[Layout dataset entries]
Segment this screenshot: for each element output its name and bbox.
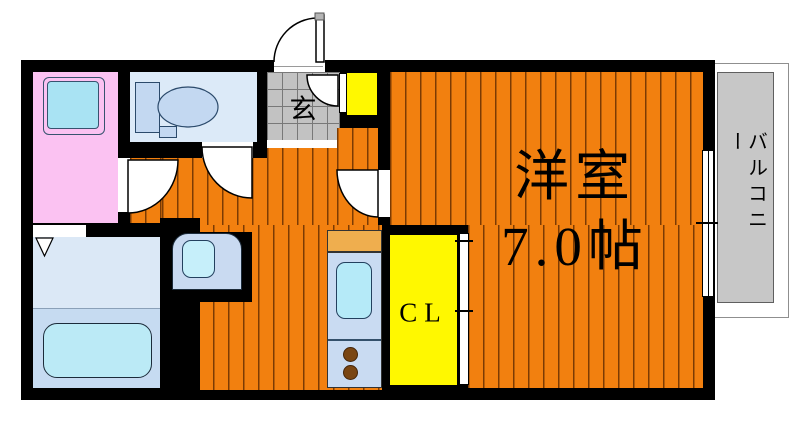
front-door-hinge-cap [315, 13, 324, 20]
front-door-leaf [316, 15, 324, 62]
western-door-swing [337, 170, 378, 217]
genkan-door-swing [307, 75, 338, 106]
toilet-door-swing [202, 147, 252, 198]
washroom-door-swing [128, 160, 178, 213]
floor-plan: バルコニー 玄 CL [0, 0, 800, 423]
front-door-arc [274, 18, 317, 62]
toilet-bowl [158, 87, 218, 127]
western-room-name: 洋室 [450, 142, 700, 212]
western-room-size: 7.0帖 [450, 212, 700, 282]
bathroom-folding-door-marker [36, 238, 53, 256]
western-room-label: 洋室 7.0帖 [450, 142, 700, 283]
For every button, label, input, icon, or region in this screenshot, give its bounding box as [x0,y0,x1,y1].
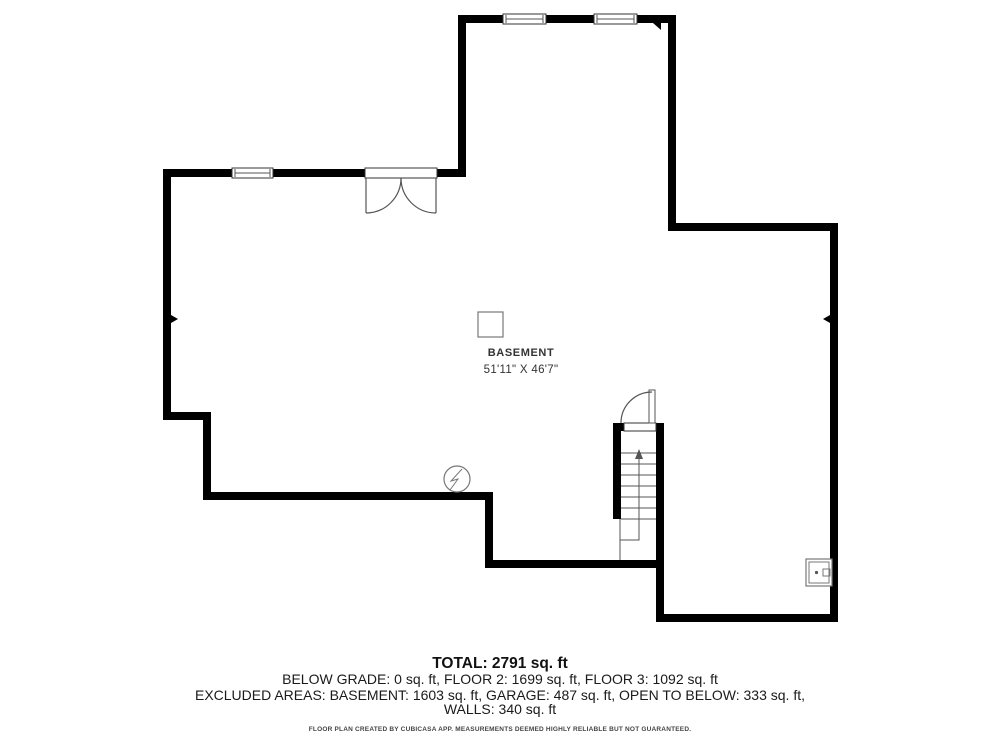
window-top-left [503,14,546,24]
stair-door [621,390,656,431]
disclaimer: FLOOR PLAN CREATED BY CUBICASA APP. MEAS… [0,726,1000,733]
summary-walls: WALLS: 340 sq. ft [0,701,1000,717]
corner-marker-top-right [653,23,661,30]
wall-marker-left [171,315,178,323]
room-dimensions: 51'11" X 46'7" [371,364,671,376]
stairwell-wall-left [613,423,625,519]
structural-column-icon [478,312,503,337]
stairwell-wall-right [656,423,664,560]
floor-plan-page: BASEMENT 51'11" X 46'7" TOTAL: 2791 sq. … [0,0,1000,750]
double-door [365,168,437,213]
wall-marker-right [823,315,830,323]
room-label: BASEMENT [371,347,671,359]
window-left [232,168,273,178]
window-top-right [594,14,637,24]
staircase [620,449,656,560]
electrical-panel-icon [806,559,832,586]
sump-pump-icon [444,466,470,492]
stair-up-arrow-icon [635,449,643,459]
summary-floors: BELOW GRADE: 0 sq. ft, FLOOR 2: 1699 sq.… [0,671,1000,687]
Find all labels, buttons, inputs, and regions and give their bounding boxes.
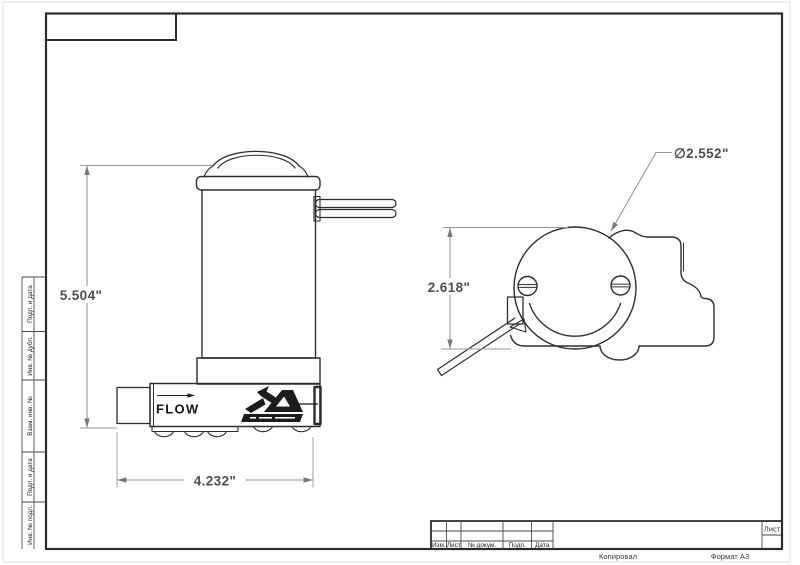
height-dimension-label: 2.618" — [428, 280, 471, 295]
title-column-label: № докум. — [468, 542, 496, 549]
height-dimension-label: 5.504" — [60, 288, 103, 303]
copied-by-label: Копировал — [599, 552, 637, 561]
title-column-label: Лист — [447, 542, 461, 549]
logo-banner-text-dash — [259, 417, 272, 419]
sheet-border — [3, 2, 790, 562]
sidebar-label: Взам. инв. № — [27, 396, 34, 436]
engineering-drawing-svg: Подп. и дата Инв. № дубл. Взам. инв. № П… — [0, 0, 800, 565]
title-column-label: Дата — [535, 542, 550, 549]
format-label: Формат А3 — [711, 552, 749, 561]
sidebar-label: Подп. и дата — [27, 458, 34, 496]
sidebar-label: Инв. № дубл. — [26, 336, 34, 376]
flow-label: FLOW — [156, 402, 199, 417]
title-column-label: Подп. — [509, 542, 526, 549]
sidebar-label: Подп. и дата — [27, 285, 34, 323]
logo-banner-text-dash — [275, 417, 295, 419]
drawing-sheet: Подп. и дата Инв. № дубл. Взам. инв. № П… — [0, 0, 800, 565]
sheet-number-label: Лист — [764, 525, 781, 534]
diameter-dimension-label: ∅2.552" — [674, 146, 729, 161]
width-dimension-label: 4.232" — [194, 474, 237, 489]
sidebar-label: Инв. № подл. — [27, 505, 34, 545]
title-column-label: Изм. — [432, 542, 446, 549]
logo-banner-text-dash — [250, 417, 256, 419]
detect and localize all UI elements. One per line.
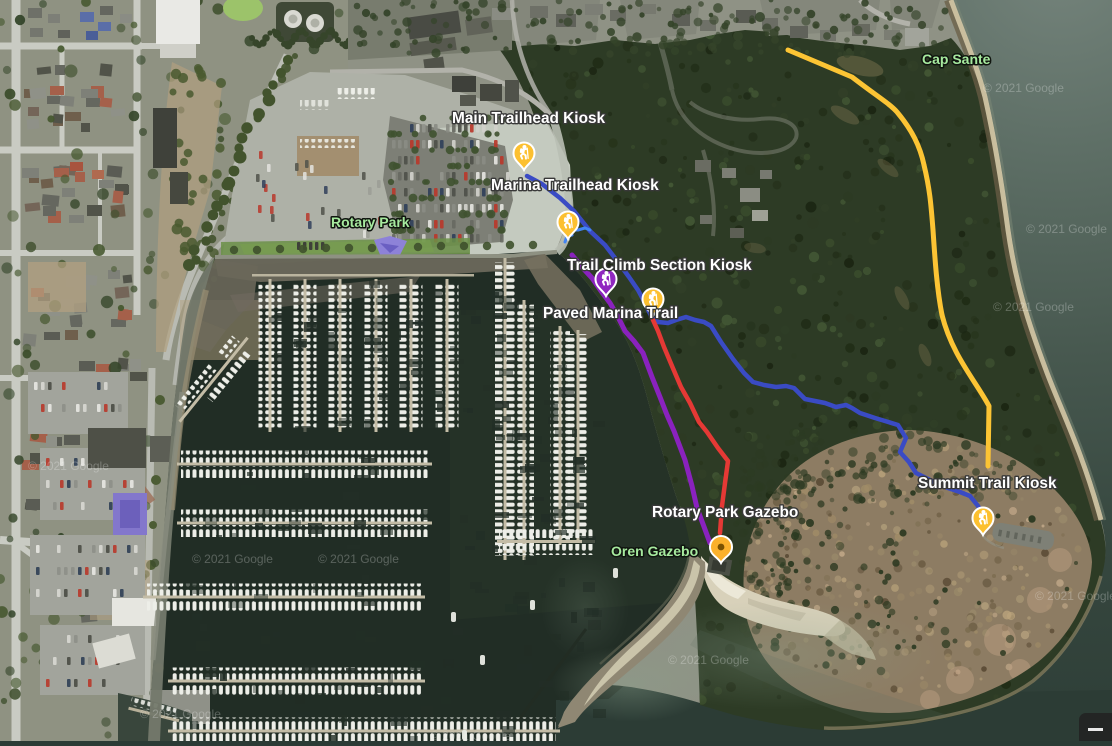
svg-text:© 2021 Google: © 2021 Google: [192, 552, 273, 566]
svg-text:Oren Gazebo: Oren Gazebo: [611, 543, 698, 559]
svg-text:© 2021 Google: © 2021 Google: [1035, 589, 1112, 603]
svg-text:© 2021 Google: © 2021 Google: [140, 707, 221, 721]
svg-text:Marina Trailhead Kiosk: Marina Trailhead Kiosk: [491, 177, 659, 194]
svg-text:© 2021 Google: © 2021 Google: [668, 653, 749, 667]
svg-text:© 2021 Google: © 2021 Google: [983, 81, 1064, 95]
svg-text:Rotary Park: Rotary Park: [331, 214, 410, 230]
svg-text:Paved Marina Trail: Paved Marina Trail: [543, 305, 678, 322]
svg-text:Main Trailhead Kiosk: Main Trailhead Kiosk: [452, 110, 606, 127]
svg-text:Cap Sante: Cap Sante: [922, 51, 991, 67]
svg-text:Rotary Park Gazebo: Rotary Park Gazebo: [652, 504, 798, 521]
svg-text:Summit Trail Kiosk: Summit Trail Kiosk: [918, 475, 1057, 492]
svg-text:© 2021 Google: © 2021 Google: [28, 459, 109, 473]
svg-text:© 2021 Google: © 2021 Google: [1026, 222, 1107, 236]
svg-text:© 2021 Google: © 2021 Google: [318, 552, 399, 566]
svg-text:Trail Climb Section Kiosk: Trail Climb Section Kiosk: [567, 257, 752, 274]
svg-text:© 2021 Google: © 2021 Google: [430, 729, 511, 741]
svg-text:© 2021 Google: © 2021 Google: [993, 300, 1074, 314]
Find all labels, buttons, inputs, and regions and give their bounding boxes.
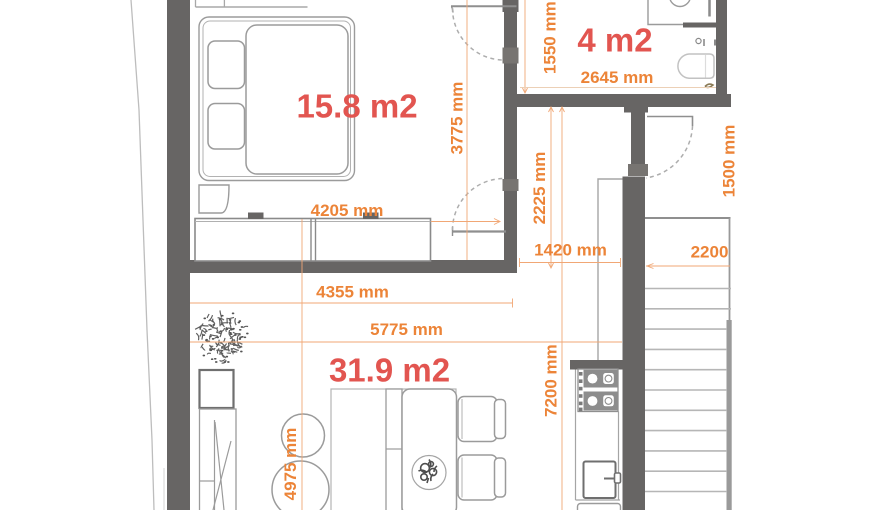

▸ Set exercise:
Recast all the lines of the items above as one numbered list, skipping blank lines and omitting the pictures.

▸ Task result:
1. Segment this screenshot: for each element output its name and bbox.
2. front-door-hinge-cap [315, 13, 324, 20]
3. front-door-leaf [316, 15, 324, 62]
4. western-door-swing [337, 170, 378, 217]
5. genkan-door-swing [307, 75, 338, 106]
6. toilet-door-swing [202, 147, 252, 198]
7. washroom-door-swing [128, 160, 178, 213]
8. floor-plan: バルコニー 玄 CL [0, 0, 800, 423]
9. front-door-arc [274, 18, 317, 62]
10. toilet-bowl [158, 87, 218, 127]
11. western-room-name: 洋室 [450, 142, 700, 212]
12. western-room-size: 7.0帖 [450, 212, 700, 282]
13. bathroom-folding-door-marker [36, 238, 53, 256]
14. western-room-label: 洋室 7.0帖 [450, 142, 700, 283]
15. For every button, label, input, icon, or region in this screenshot, give its bounding box as [x0,y0,x1,y1].
16. window-top-left [503,14,546,24]
17. stair-door [621,390,656,431]
18. disclaimer: FLOOR PLAN CREATED BY CUBICASA APP. MEAS… [0,726,1000,733]
19. summary-walls: WALLS: 340 sq. ft [0,701,1000,717]
20. corner-marker-top-right [653,23,661,30]
21. wall-marker-left [171,315,178,323]
22. room-dimensions: 51'11" X 46'7" [371,364,671,376]
23. stairwell-wall-left [613,423,625,519]
24. structural-column-icon [478,312,503,337]
25. stairwell-wall-right [656,423,664,560]
26. floor-plan-page: BASEMENT 51'11" X 46'7" TOTAL: 2791 sq. … [0,0,1000,750]
27. double-door [365,168,437,213]
28. wall-marker-right [823,315,830,323]
29. room-label: BASEMENT [371,347,671,359]
30. window-left [232,168,273,178]
31. window-top-right [594,14,637,24]
32. staircase [620,449,656,560]
33. electrical-panel-icon [806,559,832,586]
34. sump-pump-icon [444,466,470,492]
35. stair-up-arrow-icon [635,449,643,459]
36. summary-floors: BELOW GRADE: 0 sq. ft, FLOOR 2: 1699 sq.… [0,671,1000,687]
37. Find all labels, buttons, inputs, and regions and give their bounding boxes.
38. height-dimension-label: 2.618" — [428, 280, 471, 295]
39. title-column-label: № докум. — [468, 542, 496, 549]
40. height-dimension-label: 5.504" — [60, 288, 103, 303]
41. copied-by-label: Копировал — [599, 552, 637, 561]
42. title-column-label: Лист — [447, 542, 461, 549]
43. logo-banner-text-dash — [259, 417, 272, 419]
44. sheet-border — [3, 2, 790, 562]
45. sidebar-label: Взам. инв. № — [27, 396, 34, 436]
46. engineering-drawing-svg: Подп. и дата Инв. № дубл. Взам. инв. № П… — [0, 0, 800, 565]
47. title-column-label: Дата — [535, 542, 550, 549]
48. format-label: Формат А3 — [711, 552, 749, 561]
49. sidebar-label: Подп. и дата — [27, 458, 34, 496]
50. sidebar-label: Инв. № дубл. — [26, 336, 34, 376]
51. flow-label: FLOW — [156, 402, 199, 417]
52. title-column-label: Подп. — [509, 542, 526, 549]
53. sidebar-label: Подп. и дата — [27, 285, 34, 323]
54. logo-banner-text-dash — [275, 417, 295, 419]
55. drawing-sheet: Подп. и дата Инв. № дубл. Взам. инв. № П… — [0, 0, 800, 565]
56. sheet-number-label: Лист — [764, 525, 781, 534]
57. diameter-dimension-label: ∅2.552" — [674, 146, 729, 161]
58. width-dimension-label: 4.232" — [194, 474, 237, 489]
59. sidebar-label: Инв. № подл. — [27, 505, 34, 545]
60. title-column-label: Изм. — [432, 542, 446, 549]
61. logo-banner-text-dash — [250, 417, 256, 419]
62. detect and localize all UI elements. One per line.
63. svg-text:© 2021 Google: © 2021 Google: [192, 552, 273, 566]
64. svg-text:Oren Gazebo: Oren Gazebo: [611, 543, 698, 559]
65. svg-text:© 2021 Google: © 2021 Google: [1035, 589, 1112, 603]
66. svg-text:© 2021 Google: © 2021 Google: [140, 707, 221, 721]
67. svg-text:Marina Trailhead Kiosk: Marina Trailhead Kiosk: [491, 177, 659, 194]
68. svg-text:© 2021 Google: © 2021 Google: [668, 653, 749, 667]
69. svg-text:© 2021 Google: © 2021 Google: [983, 81, 1064, 95]
70. svg-text:Rotary Park: Rotary Park: [331, 214, 410, 230]
71. svg-text:Paved Marina Trail: Paved Marina Trail: [543, 305, 678, 322]
72. svg-text:Main Trailhead Kiosk: Main Trailhead Kiosk: [452, 110, 606, 127]
73. svg-text:Cap Sante: Cap Sante: [922, 51, 991, 67]
74. svg-text:Rotary Park Gazebo: Rotary Park Gazebo: [652, 504, 798, 521]
75. svg-text:Summit Trail Kiosk: Summit Trail Kiosk: [918, 475, 1057, 492]
76. svg-text:© 2021 Google: © 2021 Google: [28, 459, 109, 473]
77. svg-text:© 2021 Google: © 2021 Google: [1026, 222, 1107, 236]
78. svg-text:© 2021 Google: © 2021 Google: [318, 552, 399, 566]
79. svg-text:Trail Climb Section Kiosk: Trail Climb Section Kiosk: [567, 257, 752, 274]
80. svg-text:© 2021 Google: © 2021 Google: [430, 729, 511, 741]
81. svg-text:© 2021 Google: © 2021 Google: [993, 300, 1074, 314]
82. Find all labels, buttons, inputs, and regions and give their bounding boxes.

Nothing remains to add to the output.